# [Task goal]
Check each line for the string "color", then give only how many lines have it.

# [Dataset entries]
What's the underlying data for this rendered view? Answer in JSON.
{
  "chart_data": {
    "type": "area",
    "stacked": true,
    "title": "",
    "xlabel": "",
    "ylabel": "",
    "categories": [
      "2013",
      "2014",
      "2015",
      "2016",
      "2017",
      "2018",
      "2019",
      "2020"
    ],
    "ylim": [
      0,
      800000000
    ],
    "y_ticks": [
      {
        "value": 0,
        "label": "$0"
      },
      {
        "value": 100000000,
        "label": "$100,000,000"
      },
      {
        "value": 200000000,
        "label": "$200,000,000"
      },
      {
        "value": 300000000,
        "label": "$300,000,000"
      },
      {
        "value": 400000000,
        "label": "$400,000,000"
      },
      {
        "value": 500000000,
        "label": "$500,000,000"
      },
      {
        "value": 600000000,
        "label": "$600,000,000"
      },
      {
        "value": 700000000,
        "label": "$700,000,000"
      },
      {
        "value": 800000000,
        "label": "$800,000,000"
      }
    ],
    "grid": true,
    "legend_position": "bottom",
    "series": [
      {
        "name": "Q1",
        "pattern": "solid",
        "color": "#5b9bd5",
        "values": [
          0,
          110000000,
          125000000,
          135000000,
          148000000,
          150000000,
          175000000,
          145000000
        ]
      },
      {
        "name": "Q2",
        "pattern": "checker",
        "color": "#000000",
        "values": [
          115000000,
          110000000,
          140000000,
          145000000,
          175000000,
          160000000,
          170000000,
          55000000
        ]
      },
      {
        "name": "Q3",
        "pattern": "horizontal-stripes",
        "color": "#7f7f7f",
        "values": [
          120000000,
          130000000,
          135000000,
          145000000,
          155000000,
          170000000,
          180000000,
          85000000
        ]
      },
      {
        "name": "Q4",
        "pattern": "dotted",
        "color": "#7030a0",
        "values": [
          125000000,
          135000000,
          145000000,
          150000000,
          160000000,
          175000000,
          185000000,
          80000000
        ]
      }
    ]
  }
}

# [Written response]
4